**WORK INSTRUCTION:** Start to finish, print the data below exactly, without the images.

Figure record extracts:
------------------------------------
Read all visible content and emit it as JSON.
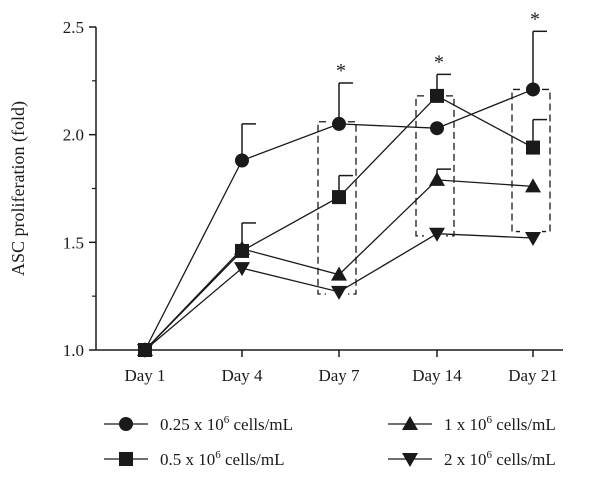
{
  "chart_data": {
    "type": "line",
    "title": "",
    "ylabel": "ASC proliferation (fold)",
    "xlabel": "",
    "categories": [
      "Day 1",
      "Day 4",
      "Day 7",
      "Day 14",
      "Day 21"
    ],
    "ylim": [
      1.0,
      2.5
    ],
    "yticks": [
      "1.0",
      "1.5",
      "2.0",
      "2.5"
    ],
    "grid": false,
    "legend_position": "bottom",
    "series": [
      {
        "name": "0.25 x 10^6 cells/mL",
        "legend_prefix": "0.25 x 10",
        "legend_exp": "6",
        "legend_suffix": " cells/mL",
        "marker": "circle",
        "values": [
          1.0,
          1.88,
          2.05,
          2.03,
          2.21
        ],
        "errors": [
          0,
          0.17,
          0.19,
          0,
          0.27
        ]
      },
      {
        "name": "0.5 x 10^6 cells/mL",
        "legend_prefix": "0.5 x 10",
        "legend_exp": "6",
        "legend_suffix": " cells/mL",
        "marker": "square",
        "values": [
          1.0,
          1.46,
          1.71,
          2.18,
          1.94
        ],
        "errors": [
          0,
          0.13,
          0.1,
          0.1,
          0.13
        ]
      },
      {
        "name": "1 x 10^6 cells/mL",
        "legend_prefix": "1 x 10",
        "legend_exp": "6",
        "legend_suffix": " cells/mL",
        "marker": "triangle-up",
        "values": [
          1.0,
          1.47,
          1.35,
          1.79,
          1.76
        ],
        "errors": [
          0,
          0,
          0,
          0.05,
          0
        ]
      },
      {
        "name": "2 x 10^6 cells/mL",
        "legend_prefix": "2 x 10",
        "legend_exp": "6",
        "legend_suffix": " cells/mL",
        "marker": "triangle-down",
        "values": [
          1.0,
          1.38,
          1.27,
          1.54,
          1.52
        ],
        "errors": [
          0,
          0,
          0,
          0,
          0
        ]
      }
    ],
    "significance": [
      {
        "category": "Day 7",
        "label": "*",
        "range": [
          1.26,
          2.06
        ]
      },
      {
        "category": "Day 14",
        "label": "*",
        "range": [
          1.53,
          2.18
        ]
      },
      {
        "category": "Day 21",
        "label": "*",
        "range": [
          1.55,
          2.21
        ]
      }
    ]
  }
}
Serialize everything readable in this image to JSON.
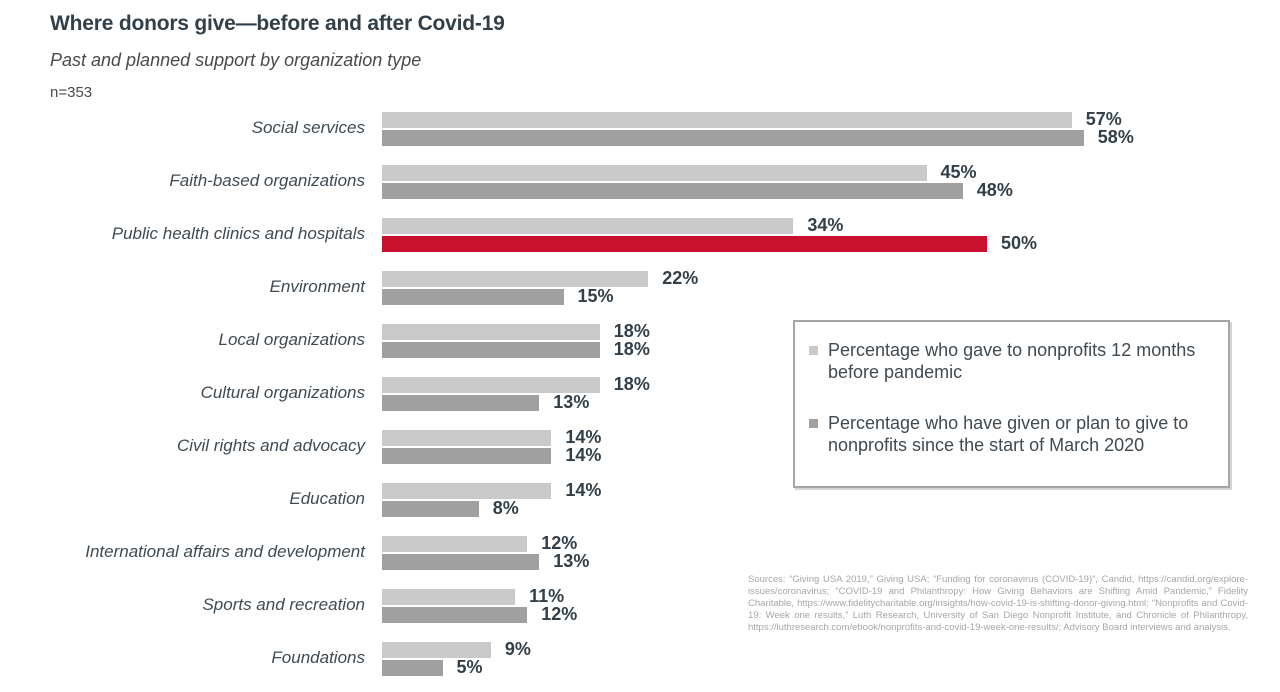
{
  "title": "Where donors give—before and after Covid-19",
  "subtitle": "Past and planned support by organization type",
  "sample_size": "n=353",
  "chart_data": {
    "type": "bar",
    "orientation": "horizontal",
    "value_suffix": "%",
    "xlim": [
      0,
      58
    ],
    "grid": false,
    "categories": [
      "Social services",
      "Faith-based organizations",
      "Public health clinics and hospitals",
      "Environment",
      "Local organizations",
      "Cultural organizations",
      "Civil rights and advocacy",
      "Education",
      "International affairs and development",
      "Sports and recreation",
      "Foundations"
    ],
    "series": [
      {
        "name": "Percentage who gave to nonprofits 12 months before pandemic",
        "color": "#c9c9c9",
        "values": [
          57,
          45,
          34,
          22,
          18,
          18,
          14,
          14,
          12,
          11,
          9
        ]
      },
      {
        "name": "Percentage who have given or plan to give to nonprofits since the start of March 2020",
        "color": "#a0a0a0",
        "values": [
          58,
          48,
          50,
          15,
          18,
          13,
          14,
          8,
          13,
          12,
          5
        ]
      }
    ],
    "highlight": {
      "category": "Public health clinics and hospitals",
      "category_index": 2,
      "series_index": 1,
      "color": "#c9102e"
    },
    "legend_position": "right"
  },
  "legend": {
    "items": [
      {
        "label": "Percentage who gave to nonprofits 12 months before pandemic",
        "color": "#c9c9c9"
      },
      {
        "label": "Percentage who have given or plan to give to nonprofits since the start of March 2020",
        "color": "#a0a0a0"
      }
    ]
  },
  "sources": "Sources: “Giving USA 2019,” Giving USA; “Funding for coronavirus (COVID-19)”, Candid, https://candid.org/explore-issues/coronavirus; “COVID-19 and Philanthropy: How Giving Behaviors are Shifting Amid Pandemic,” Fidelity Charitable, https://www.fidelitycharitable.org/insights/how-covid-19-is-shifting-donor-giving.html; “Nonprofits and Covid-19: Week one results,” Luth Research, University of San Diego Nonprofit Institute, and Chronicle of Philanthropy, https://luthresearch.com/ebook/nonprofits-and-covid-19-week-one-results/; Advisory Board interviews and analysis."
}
------------------------------------
**ANSWER BELOW:**
Read all visible content and emit it as JSON.
{
  "chart_data": {
    "type": "line",
    "title": "",
    "ylabel": "ASC proliferation (fold)",
    "xlabel": "",
    "categories": [
      "Day 1",
      "Day 4",
      "Day 7",
      "Day 14",
      "Day 21"
    ],
    "ylim": [
      1.0,
      2.5
    ],
    "yticks": [
      "1.0",
      "1.5",
      "2.0",
      "2.5"
    ],
    "grid": false,
    "legend_position": "bottom",
    "series": [
      {
        "name": "0.25 x 10^6 cells/mL",
        "legend_prefix": "0.25 x 10",
        "legend_exp": "6",
        "legend_suffix": " cells/mL",
        "marker": "circle",
        "values": [
          1.0,
          1.88,
          2.05,
          2.03,
          2.21
        ],
        "errors": [
          0,
          0.17,
          0.19,
          0,
          0.27
        ]
      },
      {
        "name": "0.5 x 10^6 cells/mL",
        "legend_prefix": "0.5 x 10",
        "legend_exp": "6",
        "legend_suffix": " cells/mL",
        "marker": "square",
        "values": [
          1.0,
          1.46,
          1.71,
          2.18,
          1.94
        ],
        "errors": [
          0,
          0.13,
          0.1,
          0.1,
          0.13
        ]
      },
      {
        "name": "1 x 10^6 cells/mL",
        "legend_prefix": "1 x 10",
        "legend_exp": "6",
        "legend_suffix": " cells/mL",
        "marker": "triangle-up",
        "values": [
          1.0,
          1.47,
          1.35,
          1.79,
          1.76
        ],
        "errors": [
          0,
          0,
          0,
          0.05,
          0
        ]
      },
      {
        "name": "2 x 10^6 cells/mL",
        "legend_prefix": "2 x 10",
        "legend_exp": "6",
        "legend_suffix": " cells/mL",
        "marker": "triangle-down",
        "values": [
          1.0,
          1.38,
          1.27,
          1.54,
          1.52
        ],
        "errors": [
          0,
          0,
          0,
          0,
          0
        ]
      }
    ],
    "significance": [
      {
        "category": "Day 7",
        "label": "*",
        "range": [
          1.26,
          2.06
        ]
      },
      {
        "category": "Day 14",
        "label": "*",
        "range": [
          1.53,
          2.18
        ]
      },
      {
        "category": "Day 21",
        "label": "*",
        "range": [
          1.55,
          2.21
        ]
      }
    ]
  }
}
Serialize everything readable in this image to JSON.
{
  "title": "Where donors give—before and after Covid-19",
  "subtitle": "Past and planned support by organization type",
  "sample_size": "n=353",
  "chart_data": {
    "type": "bar",
    "orientation": "horizontal",
    "value_suffix": "%",
    "xlim": [
      0,
      58
    ],
    "grid": false,
    "categories": [
      "Social services",
      "Faith-based organizations",
      "Public health clinics and hospitals",
      "Environment",
      "Local organizations",
      "Cultural organizations",
      "Civil rights and advocacy",
      "Education",
      "International affairs and development",
      "Sports and recreation",
      "Foundations"
    ],
    "series": [
      {
        "name": "Percentage who gave to nonprofits 12 months before pandemic",
        "color": "#c9c9c9",
        "values": [
          57,
          45,
          34,
          22,
          18,
          18,
          14,
          14,
          12,
          11,
          9
        ]
      },
      {
        "name": "Percentage who have given or plan to give to nonprofits since the start of March 2020",
        "color": "#a0a0a0",
        "values": [
          58,
          48,
          50,
          15,
          18,
          13,
          14,
          8,
          13,
          12,
          5
        ]
      }
    ],
    "highlight": {
      "category": "Public health clinics and hospitals",
      "category_index": 2,
      "series_index": 1,
      "color": "#c9102e"
    },
    "legend_position": "right"
  },
  "legend": {
    "items": [
      {
        "label": "Percentage who gave to nonprofits 12 months before pandemic",
        "color": "#c9c9c9"
      },
      {
        "label": "Percentage who have given or plan to give to nonprofits since the start of March 2020",
        "color": "#a0a0a0"
      }
    ]
  },
  "sources": "Sources: “Giving USA 2019,” Giving USA; “Funding for coronavirus (COVID-19)”, Candid, https://candid.org/explore-issues/coronavirus; “COVID-19 and Philanthropy: How Giving Behaviors are Shifting Amid Pandemic,” Fidelity Charitable, https://www.fidelitycharitable.org/insights/how-covid-19-is-shifting-donor-giving.html; “Nonprofits and Covid-19: Week one results,” Luth Research, University of San Diego Nonprofit Institute, and Chronicle of Philanthropy, https://luthresearch.com/ebook/nonprofits-and-covid-19-week-one-results/; Advisory Board interviews and analysis."
}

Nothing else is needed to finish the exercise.